• [Task requirements]: Check each line of the records below for the word "MaxFEs" and copy those where it appears.
-- start Data for this task --
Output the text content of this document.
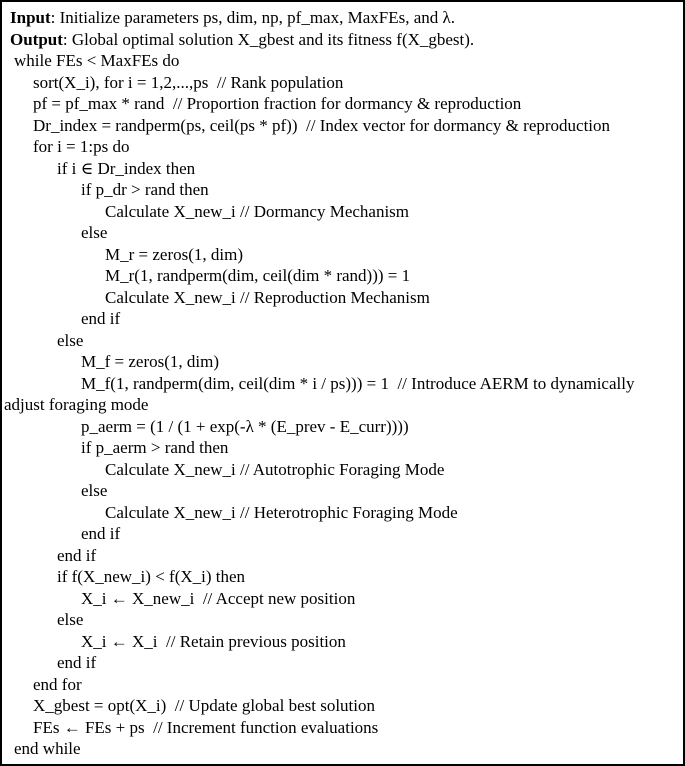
Input: Initialize parameters ps, dim, np, pf_max, MaxFEs, and λ.
Output: Global optimal solution X_gbest and its fitness f(X_gbest).
while FEs < MaxFEs do
sort(X_i), for i = 1,2,...,ps  // Rank population
pf = pf_max * rand  // Proportion fraction for dormancy & reproduction
Dr_index = randperm(ps, ceil(ps * pf))  // Index vector for dormancy & reproduction
for i = 1:ps do
if i ∈ Dr_index then
if p_dr > rand then
Calculate X_new_i // Dormancy Mechanism
else
M_r = zeros(1, dim)
M_r(1, randperm(dim, ceil(dim * rand))) = 1
Calculate X_new_i // Reproduction Mechanism
end if
else
M_f = zeros(1, dim)
M_f(1, randperm(dim, ceil(dim * i / ps))) = 1  // Introduce AERM to dynamically
adjust foraging mode
p_aerm = (1 / (1 + exp(-λ * (E_prev - E_curr))))
if p_aerm > rand then
Calculate X_new_i // Autotrophic Foraging Mode
else
Calculate X_new_i // Heterotrophic Foraging Mode
end if
end if
if f(X_new_i) < f(X_i) then
X_i ← X_new_i  // Accept new position
else
X_i ← X_i  // Retain previous position
end if
end for
X_gbest = opt(X_i)  // Update global best solution
FEs ← FEs + ps  // Increment function evaluations
end while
-- end Data for this task --
• [Final answer]:
Input: Initialize parameters ps, dim, np, pf_max, MaxFEs, and λ.
while FEs < MaxFEs do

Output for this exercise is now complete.